__Aim of the task__:
Extract the full set of records, then give each one again exactly.

__Data items__:
* START *

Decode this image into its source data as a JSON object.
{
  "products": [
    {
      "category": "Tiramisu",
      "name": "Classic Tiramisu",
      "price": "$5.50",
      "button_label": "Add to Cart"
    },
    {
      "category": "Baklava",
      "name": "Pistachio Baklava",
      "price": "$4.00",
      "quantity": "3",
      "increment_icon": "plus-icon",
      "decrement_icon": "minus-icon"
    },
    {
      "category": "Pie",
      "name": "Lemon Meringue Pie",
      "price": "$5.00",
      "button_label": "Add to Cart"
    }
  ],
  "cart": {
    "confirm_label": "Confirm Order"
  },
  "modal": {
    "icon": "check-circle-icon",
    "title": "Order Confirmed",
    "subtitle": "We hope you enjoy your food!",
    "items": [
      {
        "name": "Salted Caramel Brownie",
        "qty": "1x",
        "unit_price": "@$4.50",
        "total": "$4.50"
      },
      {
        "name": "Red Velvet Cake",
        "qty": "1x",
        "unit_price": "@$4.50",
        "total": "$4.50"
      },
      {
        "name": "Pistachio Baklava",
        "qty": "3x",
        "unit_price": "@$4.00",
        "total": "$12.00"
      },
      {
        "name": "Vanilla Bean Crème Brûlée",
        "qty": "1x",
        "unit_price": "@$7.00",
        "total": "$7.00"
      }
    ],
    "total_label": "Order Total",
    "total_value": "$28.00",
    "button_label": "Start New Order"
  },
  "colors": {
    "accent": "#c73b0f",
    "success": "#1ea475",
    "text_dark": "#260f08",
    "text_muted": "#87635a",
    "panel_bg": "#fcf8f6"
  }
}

* END *

__Answer for this exercise__:
Decode this image into its source data as a JSON object.
{
  "products": [
    {
      "category": "Tiramisu",
      "name": "Classic Tiramisu",
      "price": "$5.50",
      "button_label": "Add to Cart"
    },
    {
      "category": "Baklava",
      "name": "Pistachio Baklava",
      "price": "$4.00",
      "quantity": "3",
      "increment_icon": "plus-icon",
      "decrement_icon": "minus-icon"
    },
    {
      "category": "Pie",
      "name": "Lemon Meringue Pie",
      "price": "$5.00",
      "button_label": "Add to Cart"
    }
  ],
  "cart": {
    "confirm_label": "Confirm Order"
  },
  "modal": {
    "icon": "check-circle-icon",
    "title": "Order Confirmed",
    "subtitle": "We hope you enjoy your food!",
    "items": [
      {
        "name": "Salted Caramel Brownie",
        "qty": "1x",
        "unit_price": "@$4.50",
        "total": "$4.50"
      },
      {
        "name": "Red Velvet Cake",
        "qty": "1x",
        "unit_price": "@$4.50",
        "total": "$4.50"
      },
      {
        "name": "Pistachio Baklava",
        "qty": "3x",
        "unit_price": "@$4.00",
        "total": "$12.00"
      },
      {
        "name": "Vanilla Bean Crème Brûlée",
        "qty": "1x",
        "unit_price": "@$7.00",
        "total": "$7.00"
      }
    ],
    "total_label": "Order Total",
    "total_value": "$28.00",
    "button_label": "Start New Order"
  },
  "colors": {
    "accent": "#c73b0f",
    "success": "#1ea475",
    "text_dark": "#260f08",
    "text_muted": "#87635a",
    "panel_bg": "#fcf8f6"
  }
}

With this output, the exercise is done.